Each line below should be quoted exactly, please.
>> START
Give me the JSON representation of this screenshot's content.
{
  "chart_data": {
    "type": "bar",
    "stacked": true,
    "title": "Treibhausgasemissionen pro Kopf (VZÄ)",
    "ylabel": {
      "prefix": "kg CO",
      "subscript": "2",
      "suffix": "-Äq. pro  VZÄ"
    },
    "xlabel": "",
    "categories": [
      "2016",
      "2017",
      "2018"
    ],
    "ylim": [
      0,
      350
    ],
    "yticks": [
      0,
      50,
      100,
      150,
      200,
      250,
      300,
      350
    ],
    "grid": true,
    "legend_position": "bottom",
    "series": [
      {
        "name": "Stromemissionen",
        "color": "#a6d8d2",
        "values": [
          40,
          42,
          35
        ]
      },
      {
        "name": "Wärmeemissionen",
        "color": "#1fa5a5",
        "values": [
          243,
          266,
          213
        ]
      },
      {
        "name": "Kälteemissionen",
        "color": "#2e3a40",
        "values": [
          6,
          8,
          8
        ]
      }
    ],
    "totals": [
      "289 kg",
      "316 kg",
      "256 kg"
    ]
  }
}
>> END
### [ANSWER FOR THIS EXERCISE]
Give me the JSON representation of this screenshot's content.
{
  "chart_data": {
    "type": "bar",
    "stacked": true,
    "title": "Treibhausgasemissionen pro Kopf (VZÄ)",
    "ylabel": {
      "prefix": "kg CO",
      "subscript": "2",
      "suffix": "-Äq. pro  VZÄ"
    },
    "xlabel": "",
    "categories": [
      "2016",
      "2017",
      "2018"
    ],
    "ylim": [
      0,
      350
    ],
    "yticks": [
      0,
      50,
      100,
      150,
      200,
      250,
      300,
      350
    ],
    "grid": true,
    "legend_position": "bottom",
    "series": [
      {
        "name": "Stromemissionen",
        "color": "#a6d8d2",
        "values": [
          40,
          42,
          35
        ]
      },
      {
        "name": "Wärmeemissionen",
        "color": "#1fa5a5",
        "values": [
          243,
          266,
          213
        ]
      },
      {
        "name": "Kälteemissionen",
        "color": "#2e3a40",
        "values": [
          6,
          8,
          8
        ]
      }
    ],
    "totals": [
      "289 kg",
      "316 kg",
      "256 kg"
    ]
  }
}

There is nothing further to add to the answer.